[Some records]

========

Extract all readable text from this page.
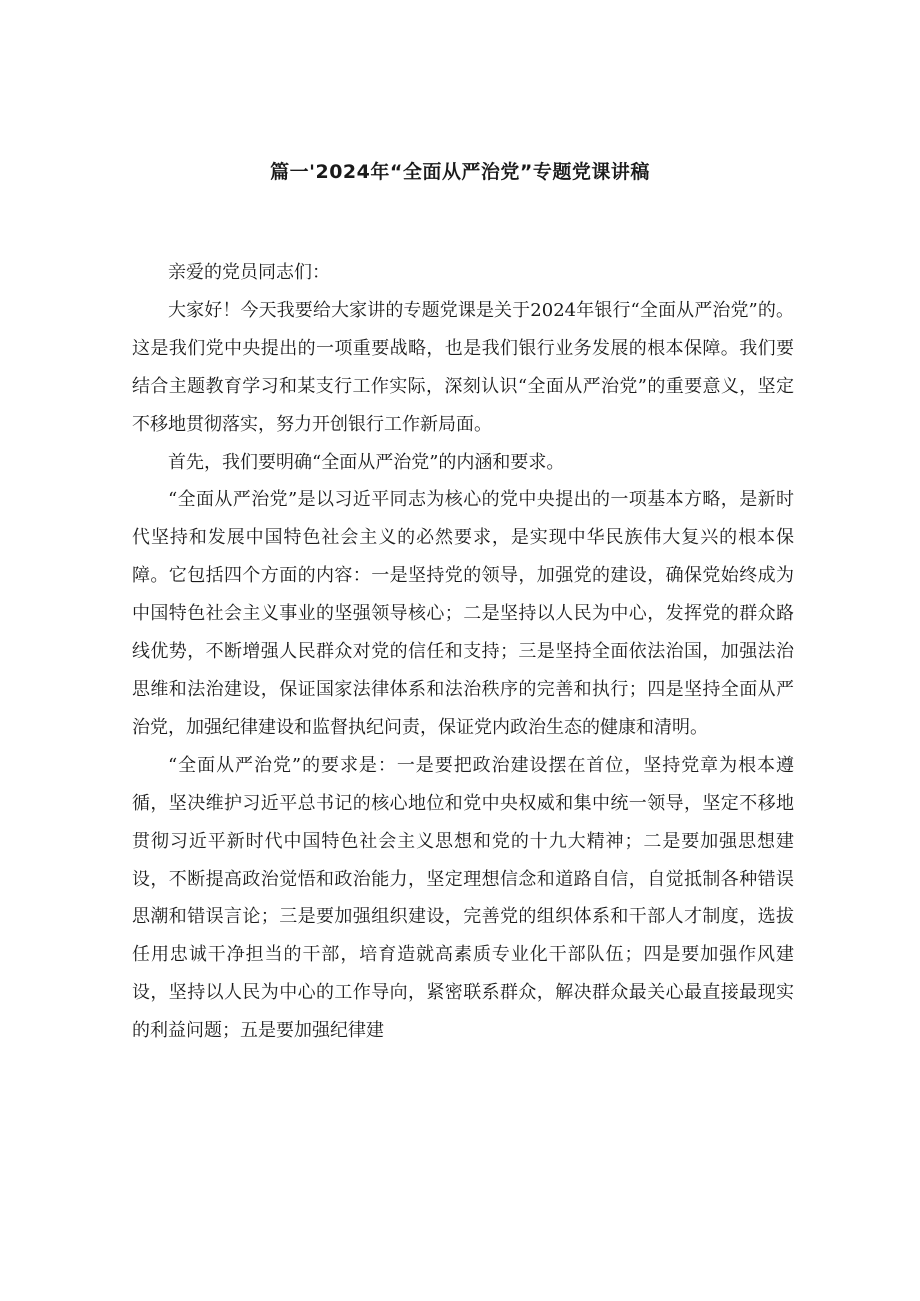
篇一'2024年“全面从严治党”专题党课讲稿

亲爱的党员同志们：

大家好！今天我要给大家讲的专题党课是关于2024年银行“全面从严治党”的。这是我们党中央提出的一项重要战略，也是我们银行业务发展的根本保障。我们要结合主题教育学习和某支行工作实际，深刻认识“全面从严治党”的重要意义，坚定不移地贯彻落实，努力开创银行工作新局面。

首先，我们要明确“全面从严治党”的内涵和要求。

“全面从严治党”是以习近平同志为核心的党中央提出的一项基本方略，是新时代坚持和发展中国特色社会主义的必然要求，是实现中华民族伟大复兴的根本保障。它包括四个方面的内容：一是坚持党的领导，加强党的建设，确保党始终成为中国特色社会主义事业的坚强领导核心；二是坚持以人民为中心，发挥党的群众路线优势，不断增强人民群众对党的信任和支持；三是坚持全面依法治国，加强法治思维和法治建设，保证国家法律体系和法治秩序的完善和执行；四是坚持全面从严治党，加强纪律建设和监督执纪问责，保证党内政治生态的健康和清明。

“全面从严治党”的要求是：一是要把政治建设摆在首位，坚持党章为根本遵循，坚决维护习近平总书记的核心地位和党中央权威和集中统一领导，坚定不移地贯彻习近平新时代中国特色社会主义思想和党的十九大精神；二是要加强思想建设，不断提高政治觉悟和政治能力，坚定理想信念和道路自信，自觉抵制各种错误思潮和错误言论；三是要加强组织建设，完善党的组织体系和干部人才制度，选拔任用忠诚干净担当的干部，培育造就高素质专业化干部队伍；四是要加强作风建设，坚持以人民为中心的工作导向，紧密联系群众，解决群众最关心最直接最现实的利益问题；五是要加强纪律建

========

TASK INSTRUCTIONS: Without including the pictures, reproduce all entries exactly.

EXERCISE RESPONSE:
Extract all readable text from this page.
篇一'2024年“全面从严治党”专题党课讲稿

亲爱的党员同志们：

大家好！今天我要给大家讲的专题党课是关于2024年银行“全面从严治党”的。这是我们党中央提出的一项重要战略，也是我们银行业务发展的根本保障。我们要结合主题教育学习和某支行工作实际，深刻认识“全面从严治党”的重要意义，坚定不移地贯彻落实，努力开创银行工作新局面。

首先，我们要明确“全面从严治党”的内涵和要求。

“全面从严治党”是以习近平同志为核心的党中央提出的一项基本方略，是新时代坚持和发展中国特色社会主义的必然要求，是实现中华民族伟大复兴的根本保障。它包括四个方面的内容：一是坚持党的领导，加强党的建设，确保党始终成为中国特色社会主义事业的坚强领导核心；二是坚持以人民为中心，发挥党的群众路线优势，不断增强人民群众对党的信任和支持；三是坚持全面依法治国，加强法治思维和法治建设，保证国家法律体系和法治秩序的完善和执行；四是坚持全面从严治党，加强纪律建设和监督执纪问责，保证党内政治生态的健康和清明。

“全面从严治党”的要求是：一是要把政治建设摆在首位，坚持党章为根本遵循，坚决维护习近平总书记的核心地位和党中央权威和集中统一领导，坚定不移地贯彻习近平新时代中国特色社会主义思想和党的十九大精神；二是要加强思想建设，不断提高政治觉悟和政治能力，坚定理想信念和道路自信，自觉抵制各种错误思潮和错误言论；三是要加强组织建设，完善党的组织体系和干部人才制度，选拔任用忠诚干净担当的干部，培育造就高素质专业化干部队伍；四是要加强作风建设，坚持以人民为中心的工作导向，紧密联系群众，解决群众最关心最直接最现实的利益问题；五是要加强纪律建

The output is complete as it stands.